- _WRITTEN INSTRUCTION_
Each line of the material below should be reproduced exactly.

- _DATA SHOWN_

________________________________________

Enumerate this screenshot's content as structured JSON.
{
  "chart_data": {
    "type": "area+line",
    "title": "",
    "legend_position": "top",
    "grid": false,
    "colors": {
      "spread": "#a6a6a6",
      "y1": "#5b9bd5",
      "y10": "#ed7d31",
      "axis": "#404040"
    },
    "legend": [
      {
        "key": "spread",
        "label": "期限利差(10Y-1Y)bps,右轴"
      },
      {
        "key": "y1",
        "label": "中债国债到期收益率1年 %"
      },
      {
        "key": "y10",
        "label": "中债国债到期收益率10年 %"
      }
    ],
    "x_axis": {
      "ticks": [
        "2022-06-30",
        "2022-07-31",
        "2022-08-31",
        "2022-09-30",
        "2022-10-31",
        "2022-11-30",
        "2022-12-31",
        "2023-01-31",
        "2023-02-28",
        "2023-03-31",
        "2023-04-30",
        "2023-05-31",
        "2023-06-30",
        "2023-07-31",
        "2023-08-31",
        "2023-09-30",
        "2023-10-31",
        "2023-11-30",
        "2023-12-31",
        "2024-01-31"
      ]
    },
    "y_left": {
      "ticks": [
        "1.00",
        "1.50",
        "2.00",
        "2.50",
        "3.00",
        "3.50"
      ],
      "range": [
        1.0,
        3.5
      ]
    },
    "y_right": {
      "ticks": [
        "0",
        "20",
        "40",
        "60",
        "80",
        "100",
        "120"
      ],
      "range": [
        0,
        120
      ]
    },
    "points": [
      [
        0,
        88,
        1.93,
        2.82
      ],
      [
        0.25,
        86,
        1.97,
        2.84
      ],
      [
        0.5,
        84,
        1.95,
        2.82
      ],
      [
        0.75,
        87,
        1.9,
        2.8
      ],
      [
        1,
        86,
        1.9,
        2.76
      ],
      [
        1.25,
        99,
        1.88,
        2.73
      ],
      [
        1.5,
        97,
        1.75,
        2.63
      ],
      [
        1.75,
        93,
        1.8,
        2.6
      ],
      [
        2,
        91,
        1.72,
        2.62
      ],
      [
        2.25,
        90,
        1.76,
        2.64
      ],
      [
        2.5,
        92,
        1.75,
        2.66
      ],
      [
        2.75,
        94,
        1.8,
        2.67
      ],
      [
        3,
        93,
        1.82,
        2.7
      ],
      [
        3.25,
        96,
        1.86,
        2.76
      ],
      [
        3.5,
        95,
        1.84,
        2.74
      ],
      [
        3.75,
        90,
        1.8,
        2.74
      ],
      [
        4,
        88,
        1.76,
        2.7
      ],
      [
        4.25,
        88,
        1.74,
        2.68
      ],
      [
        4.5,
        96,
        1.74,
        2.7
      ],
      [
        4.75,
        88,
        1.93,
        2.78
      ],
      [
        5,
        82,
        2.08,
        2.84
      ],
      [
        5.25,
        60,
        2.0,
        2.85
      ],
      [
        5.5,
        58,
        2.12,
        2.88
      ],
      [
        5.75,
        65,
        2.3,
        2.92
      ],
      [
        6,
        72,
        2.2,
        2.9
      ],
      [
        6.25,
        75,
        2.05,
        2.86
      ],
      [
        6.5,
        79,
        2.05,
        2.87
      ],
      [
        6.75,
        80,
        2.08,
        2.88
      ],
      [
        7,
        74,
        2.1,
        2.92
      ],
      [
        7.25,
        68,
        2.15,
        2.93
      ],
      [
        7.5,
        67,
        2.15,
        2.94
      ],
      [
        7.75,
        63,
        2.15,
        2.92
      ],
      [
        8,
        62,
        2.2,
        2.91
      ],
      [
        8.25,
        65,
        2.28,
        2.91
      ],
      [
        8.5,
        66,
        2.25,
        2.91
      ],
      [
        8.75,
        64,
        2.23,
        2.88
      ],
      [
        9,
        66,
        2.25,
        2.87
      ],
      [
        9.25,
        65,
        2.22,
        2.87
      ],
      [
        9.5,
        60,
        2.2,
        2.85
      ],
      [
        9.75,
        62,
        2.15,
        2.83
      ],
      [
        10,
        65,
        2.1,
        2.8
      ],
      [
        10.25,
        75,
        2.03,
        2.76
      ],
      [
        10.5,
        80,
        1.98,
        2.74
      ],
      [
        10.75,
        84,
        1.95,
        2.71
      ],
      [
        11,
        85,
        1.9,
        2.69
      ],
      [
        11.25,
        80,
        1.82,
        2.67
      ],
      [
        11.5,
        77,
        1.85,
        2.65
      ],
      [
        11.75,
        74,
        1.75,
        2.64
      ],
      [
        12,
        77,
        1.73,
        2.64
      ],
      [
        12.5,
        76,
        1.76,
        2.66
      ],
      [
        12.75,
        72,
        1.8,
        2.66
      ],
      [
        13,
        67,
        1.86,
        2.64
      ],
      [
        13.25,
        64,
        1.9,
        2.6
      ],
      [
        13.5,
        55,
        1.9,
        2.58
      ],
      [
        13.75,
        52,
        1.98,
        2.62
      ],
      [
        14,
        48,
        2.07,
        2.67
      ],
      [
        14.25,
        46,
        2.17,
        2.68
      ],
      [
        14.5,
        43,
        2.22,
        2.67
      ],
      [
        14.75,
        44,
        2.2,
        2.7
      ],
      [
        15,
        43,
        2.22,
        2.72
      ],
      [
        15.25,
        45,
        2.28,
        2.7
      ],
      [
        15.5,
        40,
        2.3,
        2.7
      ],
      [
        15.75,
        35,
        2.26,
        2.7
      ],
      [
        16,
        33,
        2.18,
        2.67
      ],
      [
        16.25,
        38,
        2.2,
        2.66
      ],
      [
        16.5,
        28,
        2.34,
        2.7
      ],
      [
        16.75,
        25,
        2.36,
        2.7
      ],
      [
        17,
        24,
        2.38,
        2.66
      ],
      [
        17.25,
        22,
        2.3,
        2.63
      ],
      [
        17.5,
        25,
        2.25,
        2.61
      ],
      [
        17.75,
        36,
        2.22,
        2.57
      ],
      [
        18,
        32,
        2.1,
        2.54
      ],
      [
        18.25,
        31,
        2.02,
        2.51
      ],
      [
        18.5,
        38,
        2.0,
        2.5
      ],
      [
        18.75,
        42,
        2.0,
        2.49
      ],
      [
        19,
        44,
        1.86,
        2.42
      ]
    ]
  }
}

________________________________________

- _EXPECTED ANSWER_
Enumerate this screenshot's content as structured JSON.
{
  "chart_data": {
    "type": "area+line",
    "title": "",
    "legend_position": "top",
    "grid": false,
    "colors": {
      "spread": "#a6a6a6",
      "y1": "#5b9bd5",
      "y10": "#ed7d31",
      "axis": "#404040"
    },
    "legend": [
      {
        "key": "spread",
        "label": "期限利差(10Y-1Y)bps,右轴"
      },
      {
        "key": "y1",
        "label": "中债国债到期收益率1年 %"
      },
      {
        "key": "y10",
        "label": "中债国债到期收益率10年 %"
      }
    ],
    "x_axis": {
      "ticks": [
        "2022-06-30",
        "2022-07-31",
        "2022-08-31",
        "2022-09-30",
        "2022-10-31",
        "2022-11-30",
        "2022-12-31",
        "2023-01-31",
        "2023-02-28",
        "2023-03-31",
        "2023-04-30",
        "2023-05-31",
        "2023-06-30",
        "2023-07-31",
        "2023-08-31",
        "2023-09-30",
        "2023-10-31",
        "2023-11-30",
        "2023-12-31",
        "2024-01-31"
      ]
    },
    "y_left": {
      "ticks": [
        "1.00",
        "1.50",
        "2.00",
        "2.50",
        "3.00",
        "3.50"
      ],
      "range": [
        1.0,
        3.5
      ]
    },
    "y_right": {
      "ticks": [
        "0",
        "20",
        "40",
        "60",
        "80",
        "100",
        "120"
      ],
      "range": [
        0,
        120
      ]
    },
    "points": [
      [
        0,
        88,
        1.93,
        2.82
      ],
      [
        0.25,
        86,
        1.97,
        2.84
      ],
      [
        0.5,
        84,
        1.95,
        2.82
      ],
      [
        0.75,
        87,
        1.9,
        2.8
      ],
      [
        1,
        86,
        1.9,
        2.76
      ],
      [
        1.25,
        99,
        1.88,
        2.73
      ],
      [
        1.5,
        97,
        1.75,
        2.63
      ],
      [
        1.75,
        93,
        1.8,
        2.6
      ],
      [
        2,
        91,
        1.72,
        2.62
      ],
      [
        2.25,
        90,
        1.76,
        2.64
      ],
      [
        2.5,
        92,
        1.75,
        2.66
      ],
      [
        2.75,
        94,
        1.8,
        2.67
      ],
      [
        3,
        93,
        1.82,
        2.7
      ],
      [
        3.25,
        96,
        1.86,
        2.76
      ],
      [
        3.5,
        95,
        1.84,
        2.74
      ],
      [
        3.75,
        90,
        1.8,
        2.74
      ],
      [
        4,
        88,
        1.76,
        2.7
      ],
      [
        4.25,
        88,
        1.74,
        2.68
      ],
      [
        4.5,
        96,
        1.74,
        2.7
      ],
      [
        4.75,
        88,
        1.93,
        2.78
      ],
      [
        5,
        82,
        2.08,
        2.84
      ],
      [
        5.25,
        60,
        2.0,
        2.85
      ],
      [
        5.5,
        58,
        2.12,
        2.88
      ],
      [
        5.75,
        65,
        2.3,
        2.92
      ],
      [
        6,
        72,
        2.2,
        2.9
      ],
      [
        6.25,
        75,
        2.05,
        2.86
      ],
      [
        6.5,
        79,
        2.05,
        2.87
      ],
      [
        6.75,
        80,
        2.08,
        2.88
      ],
      [
        7,
        74,
        2.1,
        2.92
      ],
      [
        7.25,
        68,
        2.15,
        2.93
      ],
      [
        7.5,
        67,
        2.15,
        2.94
      ],
      [
        7.75,
        63,
        2.15,
        2.92
      ],
      [
        8,
        62,
        2.2,
        2.91
      ],
      [
        8.25,
        65,
        2.28,
        2.91
      ],
      [
        8.5,
        66,
        2.25,
        2.91
      ],
      [
        8.75,
        64,
        2.23,
        2.88
      ],
      [
        9,
        66,
        2.25,
        2.87
      ],
      [
        9.25,
        65,
        2.22,
        2.87
      ],
      [
        9.5,
        60,
        2.2,
        2.85
      ],
      [
        9.75,
        62,
        2.15,
        2.83
      ],
      [
        10,
        65,
        2.1,
        2.8
      ],
      [
        10.25,
        75,
        2.03,
        2.76
      ],
      [
        10.5,
        80,
        1.98,
        2.74
      ],
      [
        10.75,
        84,
        1.95,
        2.71
      ],
      [
        11,
        85,
        1.9,
        2.69
      ],
      [
        11.25,
        80,
        1.82,
        2.67
      ],
      [
        11.5,
        77,
        1.85,
        2.65
      ],
      [
        11.75,
        74,
        1.75,
        2.64
      ],
      [
        12,
        77,
        1.73,
        2.64
      ],
      [
        12.5,
        76,
        1.76,
        2.66
      ],
      [
        12.75,
        72,
        1.8,
        2.66
      ],
      [
        13,
        67,
        1.86,
        2.64
      ],
      [
        13.25,
        64,
        1.9,
        2.6
      ],
      [
        13.5,
        55,
        1.9,
        2.58
      ],
      [
        13.75,
        52,
        1.98,
        2.62
      ],
      [
        14,
        48,
        2.07,
        2.67
      ],
      [
        14.25,
        46,
        2.17,
        2.68
      ],
      [
        14.5,
        43,
        2.22,
        2.67
      ],
      [
        14.75,
        44,
        2.2,
        2.7
      ],
      [
        15,
        43,
        2.22,
        2.72
      ],
      [
        15.25,
        45,
        2.28,
        2.7
      ],
      [
        15.5,
        40,
        2.3,
        2.7
      ],
      [
        15.75,
        35,
        2.26,
        2.7
      ],
      [
        16,
        33,
        2.18,
        2.67
      ],
      [
        16.25,
        38,
        2.2,
        2.66
      ],
      [
        16.5,
        28,
        2.34,
        2.7
      ],
      [
        16.75,
        25,
        2.36,
        2.7
      ],
      [
        17,
        24,
        2.38,
        2.66
      ],
      [
        17.25,
        22,
        2.3,
        2.63
      ],
      [
        17.5,
        25,
        2.25,
        2.61
      ],
      [
        17.75,
        36,
        2.22,
        2.57
      ],
      [
        18,
        32,
        2.1,
        2.54
      ],
      [
        18.25,
        31,
        2.02,
        2.51
      ],
      [
        18.5,
        38,
        2.0,
        2.5
      ],
      [
        18.75,
        42,
        2.0,
        2.49
      ],
      [
        19,
        44,
        1.86,
        2.42
      ]
    ]
  }
}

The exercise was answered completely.